begin Text extract
LeAnna M. Gutierrez Cumber (born February 3, 1973) is an American politician, lawyer and former teacher serving as a member of the Jacksonville City Council in Florida. Cumber previously served as a legislative counselor for the Office of Inspector General for the Department of Transportation during the Presidency of George W. Bush.

Early life and education 
Cumber was raised in Ann Arbor, Michigan. While still in high school, she focused on issues involving rape and domestic violence.

She attended the University of Texas at Austin where she earned her Bachelor of Arts degree in government, moved to Nacogdoches, Texas and worked at a shelter for battered women. She later procured a position with the Nacogdoches Independent School District as a third-grade bilingual teacher. She also taught school for two years in rural east Texas, and then moved to Los Angeles and procured a position with the Los Angeles Unified School District as a fifth-grade bilingual teacher.

In 2001, Cumber received her Juris Doctor degree from the USC Gould School of Law.  While in law school, she worked with prisoners in the California Institute for Women, and federal maximum and minimum security facilities. She represented clients in civil matters ranging from child custody to parole hearings.

Cumber's husband Husein is the Chief Strategy Officer for Florida East Coast Industries, LLC. (FECI). FECI is one of Florida's largest commercial real estate, transportation and infrastructure companies and Husein has lobbied on their behalf.

Career 
After graduation from law school, Cumber went to work for the California Women’s Law Center where she advocated for policy changes in domestic violence and family law before moving to Washington D.C. in 2002 where she began a career focused on transportation and homeland security policy.  She is a member of the bar in both Washington, D.C. and California.

Cumber began her legal career as a staffer in the United States Senate, and for the Office of the Inspector General (U.S. Department of Transportation). She also worked for Baker Botts LLP prior to starting a business of her own.

Since 2010, Cumber has been the CEO of LeAnna Cumber & Associates, a transportation-consulting firm that provides assistance to private transportation companies and state and local governments in securing public grants and financing.

City legislation 
LeAnna was elected to the Jacksonville City Council, representing District 5, in January 2019 with no opposition and assumed office on July 1, 2019. Her current term ends in June 2023. She serves as Vice-Chair of the Finance Committee and a member of the Transportation, Energy & Utilities Committee.
end Text extract
Exercise set
A - According to the biography of LeAnna Cumber, which law school awarded her Juris Doctor degree?
B - Continue the biography of LeAnna Cumber from the point at which it ends.
begin Dataset extract
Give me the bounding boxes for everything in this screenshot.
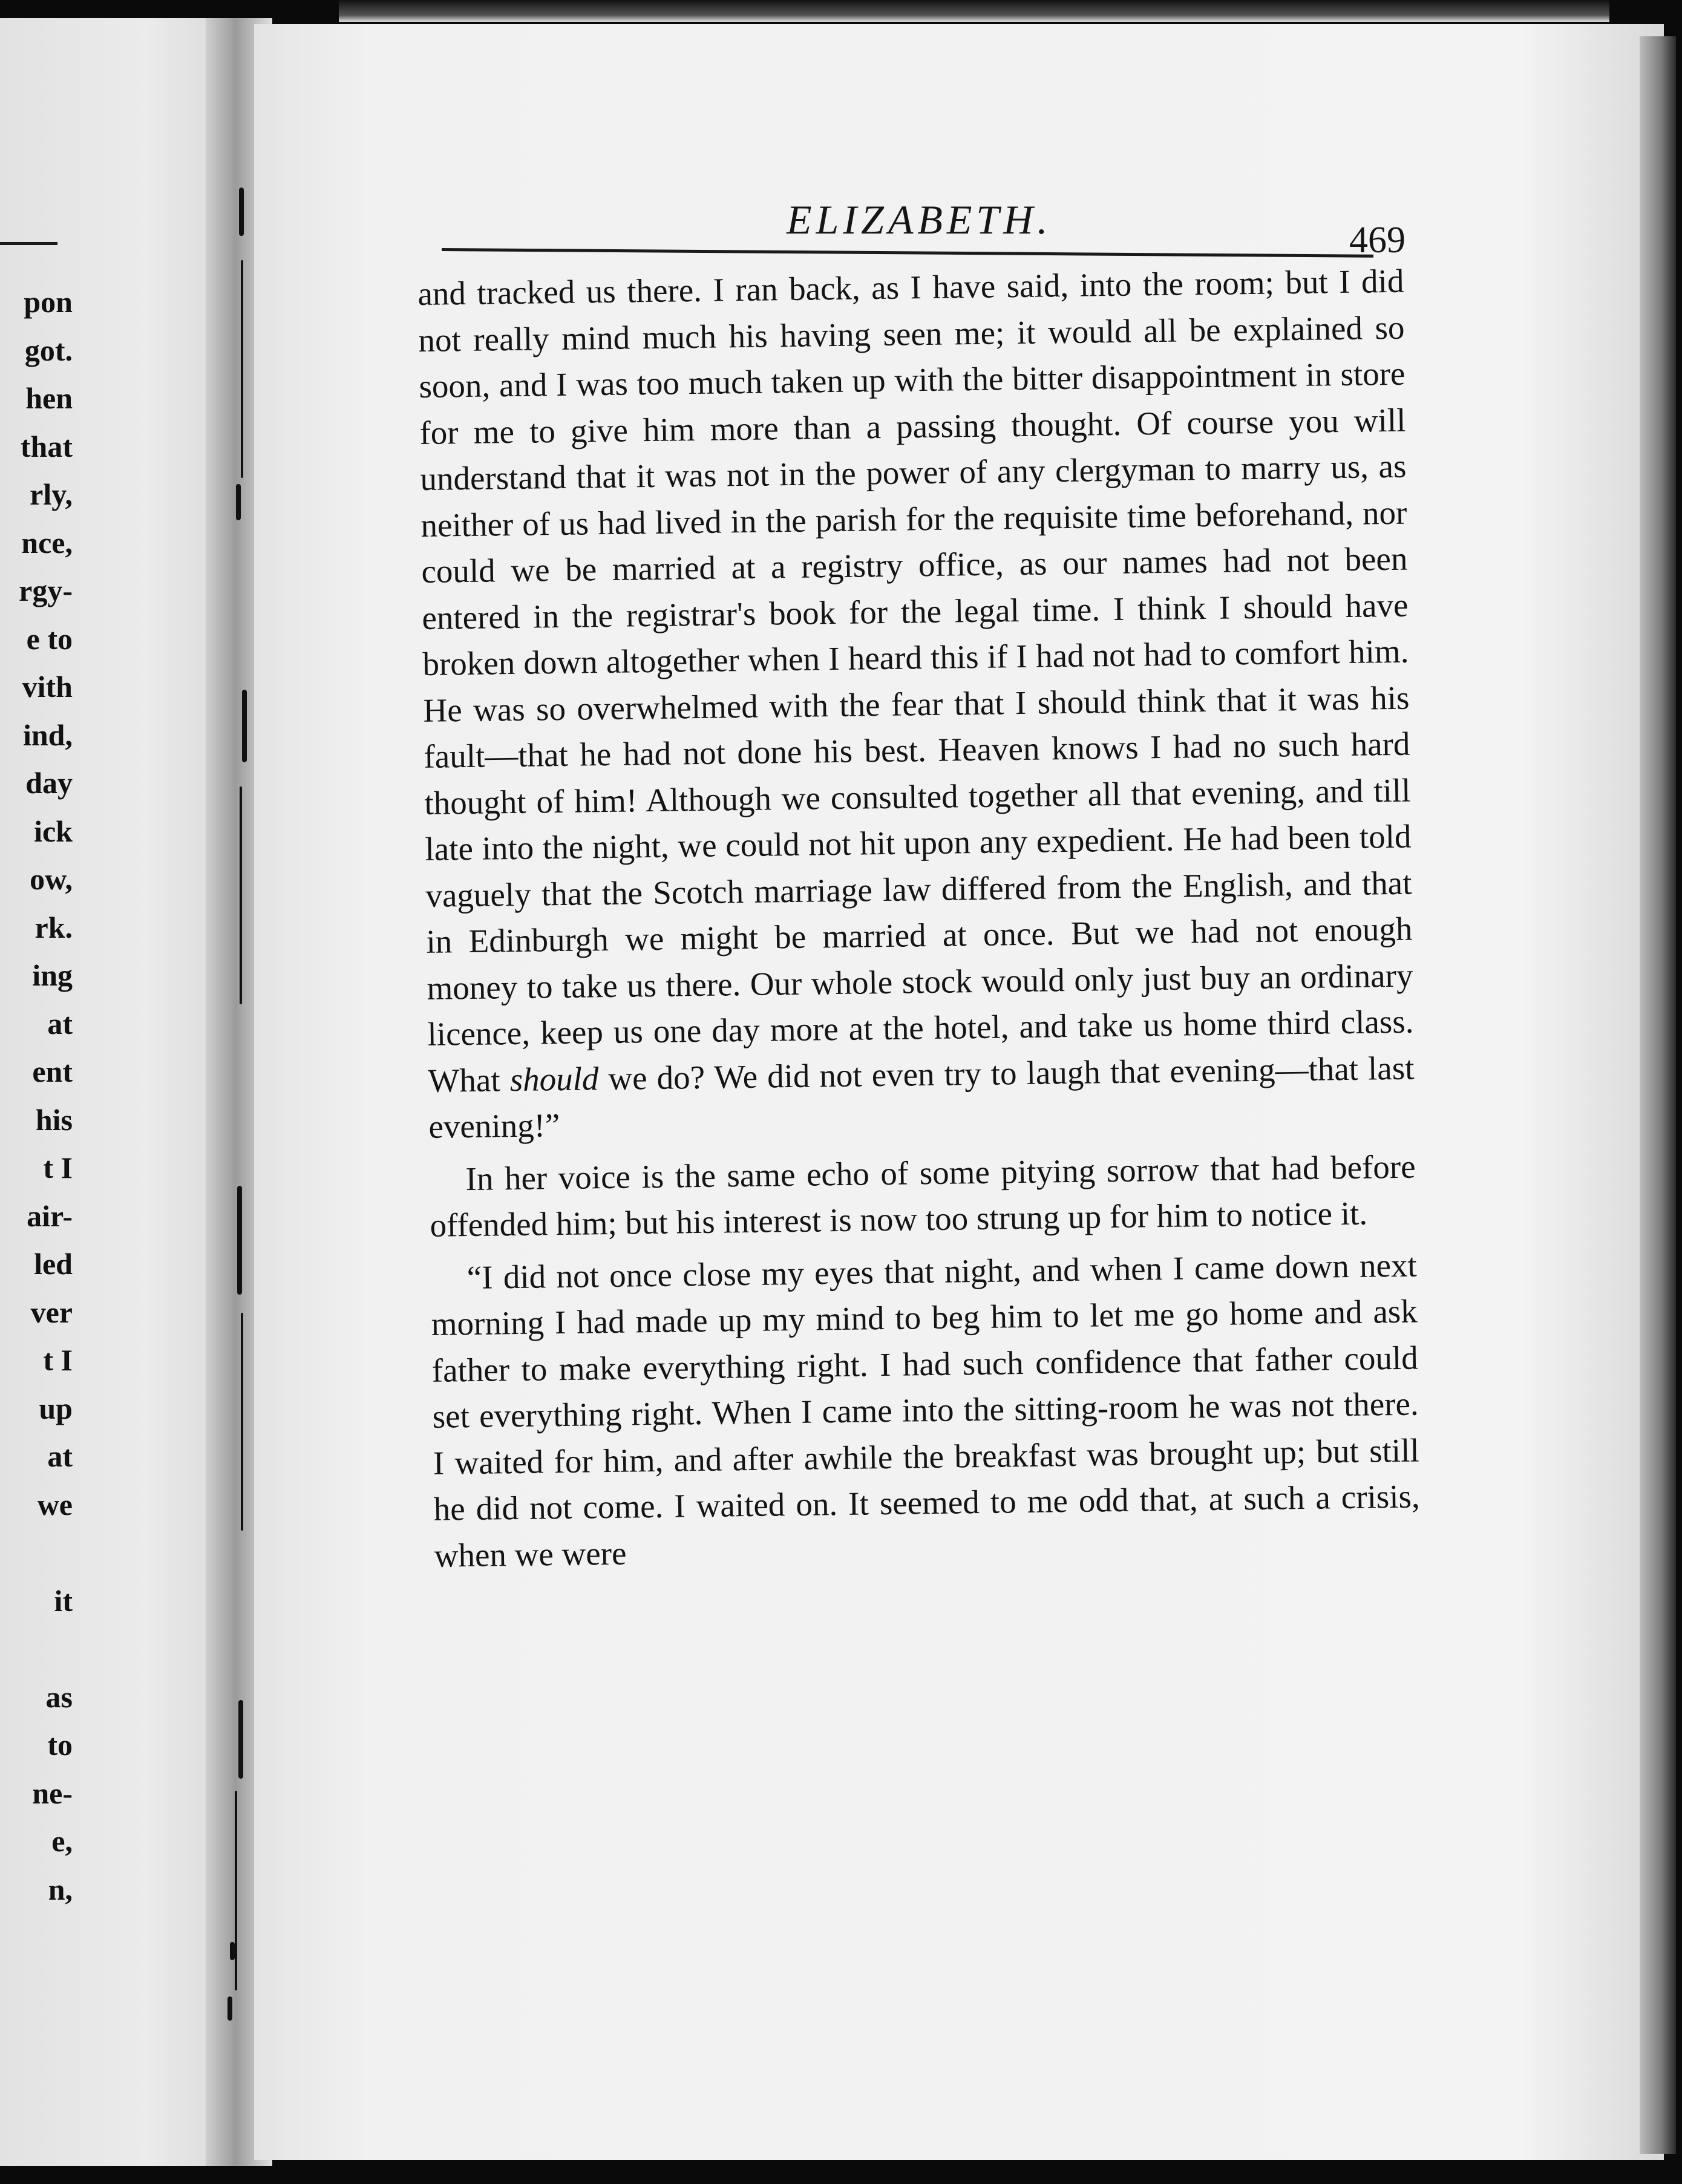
end Dataset extract
Exercise responses
A - The USC Gould School of Law.

B -
Cumber sponsored a city ordinance to prevent human trafficking in Jacksonville. City leaders believe their city is a center for human trafficking as a result of its location. The ordinance requires all adult entertainment performers to be at least 21 years old and have a specific Performer Work ID. It also strongly encourages hotels and motels to post Human Trafficking Awareness information in every room. It created a sex trafficking survivors commission to advise the city on ways to eradicate sex trafficking in Jacksonville.

In September 2019, in response to rising levels of crime in and around the City’s internet cafes, Cumber presented legislation calling for all simulated gambling devices to be declared illegal immediately. The bill passed in October 2019.  Protestors took to the streets in San Marco carrying signs and calling for Curry "to reverse his decision on adult arcade closures". They also demanded the resignation of Councilwoman Cumber.  One protestor called it "political corruption with special interests" and that it was "a direct attack on minority workers."

Cumber also sponsored a bill to create a pilot program establishing a permitting process for dockless mobility vehicles, such as electric bicycles and scooters.

2023 Mayoral Campaign

In March 2022, Cumber announced a formal run for Mayor of Jacksonville in 2023, after incumbent Lenny Curry's term expires.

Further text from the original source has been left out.